YOUR TASK: In the material below, identify each line bearing the word "does". Reproduce those lines.

** start EXTRACTED INFORMATION **

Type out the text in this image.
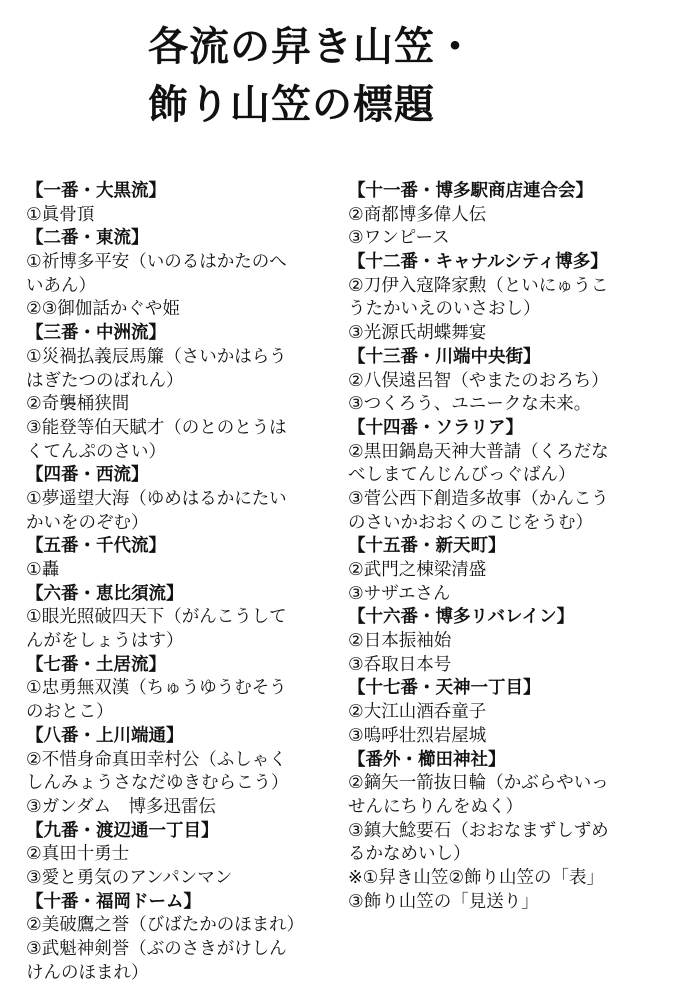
各流の舁き山笠・
飾り山笠の標題
【一番・大黒流】
①眞骨頂
【二番・東流】
①祈博多平安（いのるはかたのへ
いあん）
②③御伽話かぐや姫
【三番・中洲流】
①災禍払義辰馬簾（さいかはらう
はぎたつのばれん）
②奇襲桶狭間
③能登等伯天賦才（のとのとうは
くてんぷのさい）
【四番・西流】
①夢遥望大海（ゆめはるかにたい
かいをのぞむ）
【五番・千代流】
①轟
【六番・恵比須流】
①眼光照破四天下（がんこうして
んがをしょうはす）
【七番・土居流】
①忠勇無双漢（ちゅうゆうむそう
のおとこ）
【八番・上川端通】
②不惜身命真田幸村公（ふしゃく
しんみょうさなだゆきむらこう）
③ガンダム　博多迅雷伝
【九番・渡辺通一丁目】
②真田十勇士
③愛と勇気のアンパンマン
【十番・福岡ドーム】
②美破鷹之誉（びばたかのほまれ）
③武魁神剣誉（ぶのさきがけしん
けんのほまれ）
【十一番・博多駅商店連合会】
②商都博多偉人伝
③ワンピース
【十二番・キャナルシティ博多】
②刀伊入寇降家勲（といにゅうこ
うたかいえのいさおし）
③光源氏胡蝶舞宴
【十三番・川端中央街】
②八俣遠呂智（やまたのおろち）
③つくろう、ユニークな未来。
【十四番・ソラリア】
②黒田鍋島天神大普請（くろだな
べしまてんじんびっぐばん）
③菅公西下創造多故事（かんこう
のさいかおおくのこじをうむ）
【十五番・新天町】
②武門之棟梁清盛
③サザエさん
【十六番・博多リバレイン】
②日本振袖始
③呑取日本号
【十七番・天神一丁目】
②大江山酒呑童子
③嗚呼壮烈岩屋城
【番外・櫛田神社】
②鏑矢一箭抜日輪（かぶらやいっ
せんにちりんをぬく）
③鎮大鯰要石（おおなまずしずめ
るかなめいし）
※①舁き山笠②飾り山笠の「表」
③飾り山笠の「見送り」
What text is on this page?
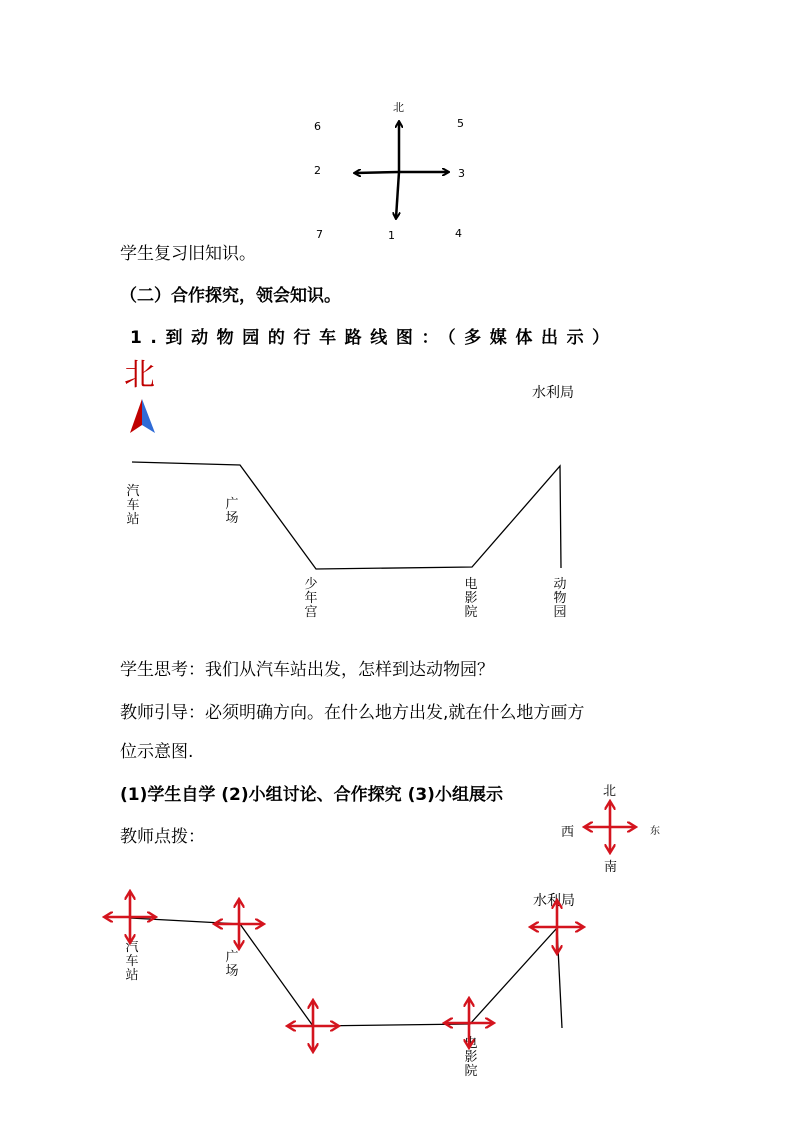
北
6	5
2	3
7	1	4
学生复习旧知识。
（二）合作探究，领会知识。
1.到动物园的行车路线图：（多媒体出示）
北	水利局
汽
车
站
广
场
少
年
宫
电
影
院
动
物
园
学生思考：我们从汽车站出发，怎样到达动物园？
教师引导：必须明确方向。在什么地方出发,就在什么地方画方
位示意图.
(1)学生自学 (2)小组讨论、合作探究 (3)小组展示
教师点拨：
北
西	东
南
水利局
汽
车
站
广
场
电
影
院
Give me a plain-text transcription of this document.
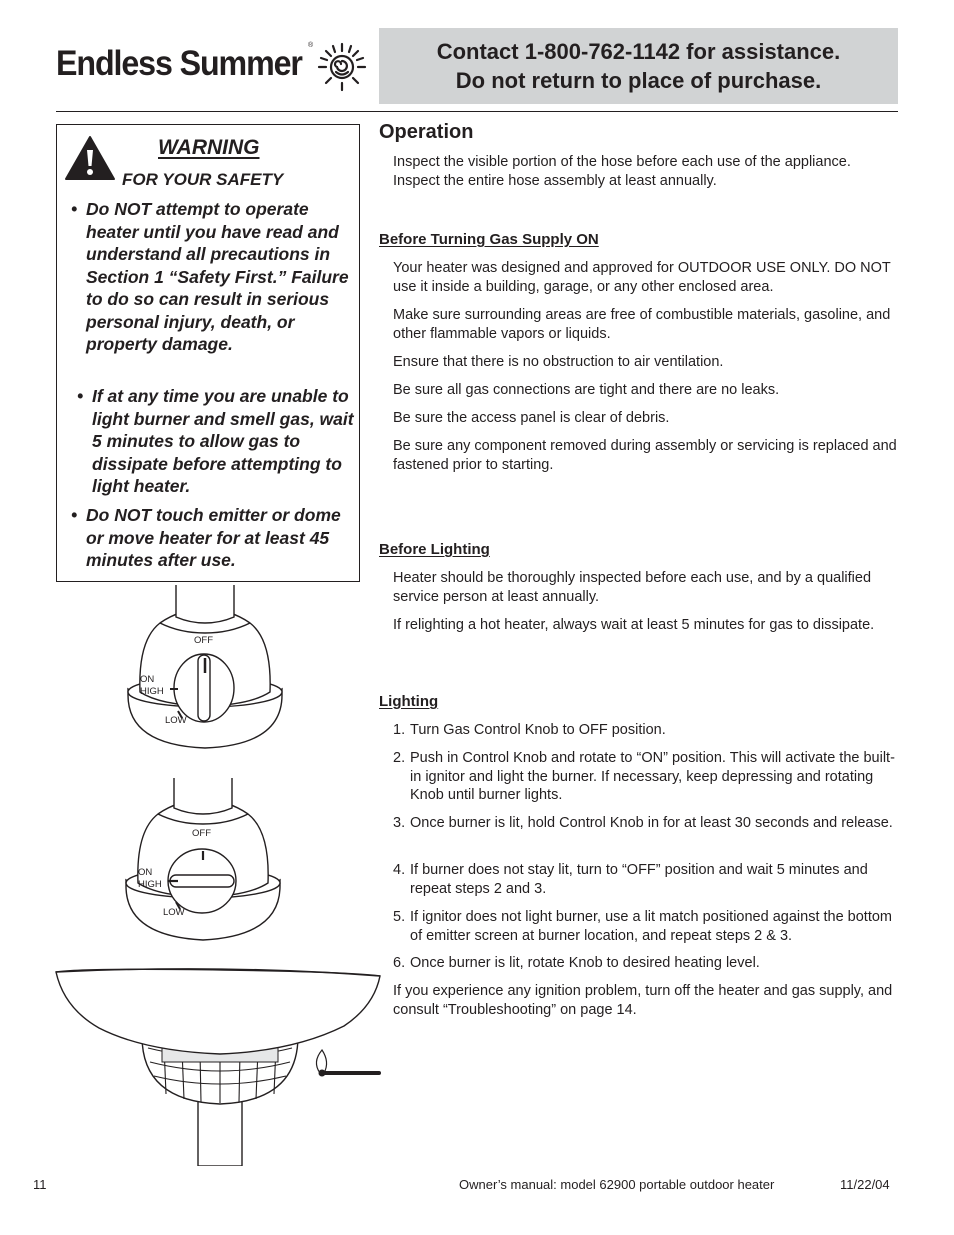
Endless Summer ®	Contact 1-800-762-1142 for assistance.
Do not return to place of purchase.
WARNING
FOR YOUR SAFETY
• Do NOT attempt to operate heater until you have read and understand all precautions in Section 1 “Safety First.” Failure to do so can result in serious personal injury, death, or property damage.
• If at any time you are unable to light burner and smell gas, wait 5 minutes to allow gas to dissipate before attempting to light heater.
• Do NOT touch emitter or dome or move heater for at least 45 minutes after use.
Operation
Inspect the visible portion of the hose before each use of the appliance.
Inspect the entire hose assembly at least annually.
Before Turning Gas Supply ON
Your heater was designed and approved for OUTDOOR USE ONLY. DO NOT use it inside a building, garage, or any other enclosed area.
Make sure surrounding areas are free of combustible materials, gasoline, and other flammable vapors or liquids.
Ensure that there is no obstruction to air ventilation.
Be sure all gas connections are tight and there are no leaks.
Be sure the access panel is clear of debris.
Be sure any component removed during assembly or servicing is replaced and fastened prior to starting.
Before Lighting
Heater should be thoroughly inspected before each use, and by a qualified service person at least annually.
If relighting a hot heater, always wait at least 5 minutes for gas to dissipate.
Lighting
1. Turn Gas Control Knob to OFF position.
2. Push in Control Knob and rotate to “ON” position. This will activate the built-in ignitor and light the burner. If necessary, keep depressing and rotating Knob until burner lights.
3. Once burner is lit, hold Control Knob in for at least 30 seconds and release.
4. If burner does not stay lit, turn to “OFF” position and wait 5 minutes and repeat steps 2 and 3.
5. If ignitor does not light burner, use a lit match positioned against the bottom of emitter screen at burner location, and repeat steps 2 & 3.
6. Once burner is lit, rotate Knob to desired heating level.
If you experience any ignition problem, turn off the heater and gas supply, and consult “Troubleshooting” on page 14.
OFF
ON
HIGH
LOW
OFF
ON
HIGH
LOW
11	Owner’s manual: model 62900 portable outdoor heater	11/22/04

** end EXTRACTED INFORMATION **

COMPLETED TASK:
4. If burner does not stay lit, turn to “OFF” position and wait 5 minutes and repeat steps 2 and 3.
5. If ignitor does not light burner, use a lit match positioned against the bottom of emitter screen at burner location, and repeat steps 2 & 3.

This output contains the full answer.